> _Kutipan Teks_
Pembangunan infrastruktur
suatu negara harus sejalan dengan kondisi makro ekonomi negara yang bersangkutan,
dalam 30 tahun terakhir ditengarai pembangunan ekonomi Indonesia tertinggal
akibat lemahnya pembangunan infrastruktur. Menurunnya pembangunan infrastruktur
yang ada di Indonesia dapat dilihat dari pengeluaran pembangunan infrastruktur
yang terus menurun dari 5,3% terhadap GDP (Gross Domestic Product) tahun
1993/1994 menjadi sekitar 2,3% (2005 hingga sekarang). Padahal, dalam kondisi
normal, pengeluaran pembangunan untuk infrastruktur bagi negara berkembang
adalah sekitar 5-6 % dari GDP.
Belanja infrastruktur di
daerah juga dapat dikatakan sangat kecil, walaupun sejak dilakukannya
desentralisasi/otonomi daerah, pengeluaran pemerintah daerah untuk
infrastruktur meningkat, sementara pengeluaran pemerintah pusat untuk
infrastruktur mengalami penurunan yang drastis. Ini merupakan suatu persoalan
serius, karena walaupun pemerintah pusat meningkatkan porsi pengeluarannya
untuk pembangunan infrastruktur, sementara pemerintah daerah tidak menambah
pengeluaran mereka untuk pembangunan infrastruktur di daerah masing-masing,
maka akan terjadi kepincangan pembangunan infrastruktur antara tingkat nasional
dan daerah, yang akhirnya akan menghambat kelancaran investasi dan pembangunan
ekonomi.

> _Data yang Diberikan_

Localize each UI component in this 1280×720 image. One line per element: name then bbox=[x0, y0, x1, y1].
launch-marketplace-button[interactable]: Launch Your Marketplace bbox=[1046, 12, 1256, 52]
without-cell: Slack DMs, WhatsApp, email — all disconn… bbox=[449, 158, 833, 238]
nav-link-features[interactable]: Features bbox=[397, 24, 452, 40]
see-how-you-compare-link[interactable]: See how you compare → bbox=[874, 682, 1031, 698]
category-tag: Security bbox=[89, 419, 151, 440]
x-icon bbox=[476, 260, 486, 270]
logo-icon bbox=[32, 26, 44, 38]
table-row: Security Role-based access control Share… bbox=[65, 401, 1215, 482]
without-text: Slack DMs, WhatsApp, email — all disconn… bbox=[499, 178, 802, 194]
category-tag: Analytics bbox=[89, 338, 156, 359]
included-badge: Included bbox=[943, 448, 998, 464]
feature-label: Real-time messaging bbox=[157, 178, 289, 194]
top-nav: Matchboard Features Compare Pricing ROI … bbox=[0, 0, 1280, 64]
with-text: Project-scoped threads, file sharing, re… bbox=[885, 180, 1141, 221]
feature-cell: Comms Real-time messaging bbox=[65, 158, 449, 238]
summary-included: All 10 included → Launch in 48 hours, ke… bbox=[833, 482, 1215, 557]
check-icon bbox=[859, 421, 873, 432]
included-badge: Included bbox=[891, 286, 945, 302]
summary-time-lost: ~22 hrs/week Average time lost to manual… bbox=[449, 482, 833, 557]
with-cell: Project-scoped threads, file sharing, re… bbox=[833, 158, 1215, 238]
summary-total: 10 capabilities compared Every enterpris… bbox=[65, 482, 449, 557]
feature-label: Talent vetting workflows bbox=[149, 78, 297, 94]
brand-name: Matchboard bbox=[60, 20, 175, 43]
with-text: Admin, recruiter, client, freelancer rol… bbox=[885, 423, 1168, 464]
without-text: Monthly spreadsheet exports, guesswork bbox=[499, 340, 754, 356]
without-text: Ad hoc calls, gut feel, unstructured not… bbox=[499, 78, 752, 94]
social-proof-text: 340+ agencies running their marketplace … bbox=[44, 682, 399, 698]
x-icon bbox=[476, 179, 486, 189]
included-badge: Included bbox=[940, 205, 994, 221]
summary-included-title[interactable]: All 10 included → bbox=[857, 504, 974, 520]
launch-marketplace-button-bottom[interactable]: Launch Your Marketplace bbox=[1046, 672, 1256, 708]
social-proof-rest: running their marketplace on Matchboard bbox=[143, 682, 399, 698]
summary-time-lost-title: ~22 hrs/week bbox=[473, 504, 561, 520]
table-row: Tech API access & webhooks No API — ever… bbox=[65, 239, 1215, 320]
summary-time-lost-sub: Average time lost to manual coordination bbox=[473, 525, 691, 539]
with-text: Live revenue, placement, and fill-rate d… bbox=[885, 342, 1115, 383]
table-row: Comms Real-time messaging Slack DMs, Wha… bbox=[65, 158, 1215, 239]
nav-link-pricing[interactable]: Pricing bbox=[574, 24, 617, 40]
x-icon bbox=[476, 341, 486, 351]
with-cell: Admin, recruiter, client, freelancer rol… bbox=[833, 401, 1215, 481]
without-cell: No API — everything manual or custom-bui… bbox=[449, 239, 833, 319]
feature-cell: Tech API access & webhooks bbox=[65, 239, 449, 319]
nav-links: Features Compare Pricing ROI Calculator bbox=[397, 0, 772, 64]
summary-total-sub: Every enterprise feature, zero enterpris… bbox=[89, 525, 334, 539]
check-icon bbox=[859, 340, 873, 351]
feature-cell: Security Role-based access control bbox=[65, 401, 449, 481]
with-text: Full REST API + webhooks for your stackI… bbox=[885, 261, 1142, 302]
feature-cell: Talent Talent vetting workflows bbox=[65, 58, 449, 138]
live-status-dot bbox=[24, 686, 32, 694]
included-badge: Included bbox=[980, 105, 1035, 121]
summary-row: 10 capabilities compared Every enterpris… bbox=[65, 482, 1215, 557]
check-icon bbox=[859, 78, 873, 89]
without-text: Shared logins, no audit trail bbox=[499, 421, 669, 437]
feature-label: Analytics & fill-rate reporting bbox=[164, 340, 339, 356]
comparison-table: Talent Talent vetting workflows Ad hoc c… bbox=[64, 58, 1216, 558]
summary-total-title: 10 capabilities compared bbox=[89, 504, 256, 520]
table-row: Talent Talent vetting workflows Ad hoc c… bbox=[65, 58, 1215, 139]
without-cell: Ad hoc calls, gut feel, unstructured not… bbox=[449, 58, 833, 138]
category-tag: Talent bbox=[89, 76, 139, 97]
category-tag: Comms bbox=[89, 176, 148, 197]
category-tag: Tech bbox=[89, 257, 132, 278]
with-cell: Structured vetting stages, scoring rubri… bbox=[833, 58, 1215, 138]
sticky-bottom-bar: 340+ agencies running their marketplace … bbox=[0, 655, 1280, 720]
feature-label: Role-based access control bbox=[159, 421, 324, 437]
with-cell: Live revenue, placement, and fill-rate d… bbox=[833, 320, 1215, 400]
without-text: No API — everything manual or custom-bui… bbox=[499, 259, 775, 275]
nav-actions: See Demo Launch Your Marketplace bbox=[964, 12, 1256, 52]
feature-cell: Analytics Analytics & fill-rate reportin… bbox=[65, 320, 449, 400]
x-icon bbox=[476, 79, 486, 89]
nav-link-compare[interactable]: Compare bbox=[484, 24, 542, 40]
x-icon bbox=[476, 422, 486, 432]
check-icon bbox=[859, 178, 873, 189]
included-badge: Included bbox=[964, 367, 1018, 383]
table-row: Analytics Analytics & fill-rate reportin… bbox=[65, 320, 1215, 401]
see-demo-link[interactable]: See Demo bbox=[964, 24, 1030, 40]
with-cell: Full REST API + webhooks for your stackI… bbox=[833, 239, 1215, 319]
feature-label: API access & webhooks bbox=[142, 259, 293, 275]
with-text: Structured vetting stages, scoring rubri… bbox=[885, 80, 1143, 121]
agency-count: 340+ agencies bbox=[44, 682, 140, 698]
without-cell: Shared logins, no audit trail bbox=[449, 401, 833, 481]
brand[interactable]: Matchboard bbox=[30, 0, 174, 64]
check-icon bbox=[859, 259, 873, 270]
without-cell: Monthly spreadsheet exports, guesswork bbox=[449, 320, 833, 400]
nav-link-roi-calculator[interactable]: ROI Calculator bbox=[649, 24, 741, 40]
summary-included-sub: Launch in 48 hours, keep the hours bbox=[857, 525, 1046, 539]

> _Soal yang Diberikan 1_
Apakah setiap pernyataan berikut sesuai dengan teks tentang pembangunan infrastruktur? Jawab ya atau tidak, lalu kutip kata-kata teks yang menentukan. (a) Pengeluaran pembangunan infrastruktur Indonesia turun dari 5,3% terhadap GDP pada 1993/1994 menjadi sekitar 2,3%. (b) Sejak desentralisasi, pengeluaran pemerintah pusat untuk infrastruktur meningkat. (c) Dalam kondisi normal, negara berkembang mengeluarkan sekitar 10% dari GDP untuk infrastruktur.
> _Soal yang Diberikan 2_
Menurut teks tentang pembangunan infrastruktur, mengapa keadaan belanja infrastruktur pemerintah pusat dan daerah merupakan persoalan serius? Jelaskan dalam satu sampai tiga kalimat.
> _Soal yang Diberikan 3_
Lanjutkan teks tentang pembangunan infrastruktur Indonesia mulai setelah kalimat terakhirnya.

> _Jawaban Latihan 1_
(a) Ya: "terus menurun dari 5,3% terhadap GDP (Gross Domestic Product) tahun 1993/1994 menjadi sekitar 2,3%"
(b) Tidak: "pengeluaran pemerintah pusat untuk infrastruktur mengalami penurunan yang drastis"
(c) Tidak: "sekitar 5-6 % dari GDP"

> _Jawaban Latihan 2_
Pemerintah pusat bisa saja meningkatkan porsi pengeluarannya untuk infrastruktur, tetapi pemerintah daerah mungkin tidak menambah pengeluaran di daerah masing-masing. Akibatnya akan terjadi kepincangan pembangunan infrastruktur antara tingkat nasional dan daerah. Kepincangan itu akhirnya akan menghambat kelancaran investasi dan pembangunan ekonomi.

> _Jawaban Latihan 3_
Semakin kurangnya
pengeluaran terhadap infrastruktur membuat dengan sendirinya cakupan dan mutu
pelayanan infrastruktur menjadi rendah. Contohnya, dalam hal jalan, jalan raya
masih sangat terbatas yang hanya 1,7 km per 1000 penduduk, dan hampir 50% dalam
kondisi buruk karena sangat kurangnya pemeliharaan yang baik, terutama di
jaringan jalan kabupaten. Hal ini menambah kemacetan lalu lintas setiap tahun,
sementara kapasitas jalan yang ditambahkan sedikit. Pengeluaran pemerintah di
subsektor ini terus menurun, dari 22% tahun 1993 ke 11% dari anggaran
pemerintah tahun 2000. Jika hal ini terus berlangsung, tidak mustahil kondisi
jalan raya yang buruk atau kurangnya sarana jalan raya bisa menjadi penghambat
serius pertumbuhan investasi.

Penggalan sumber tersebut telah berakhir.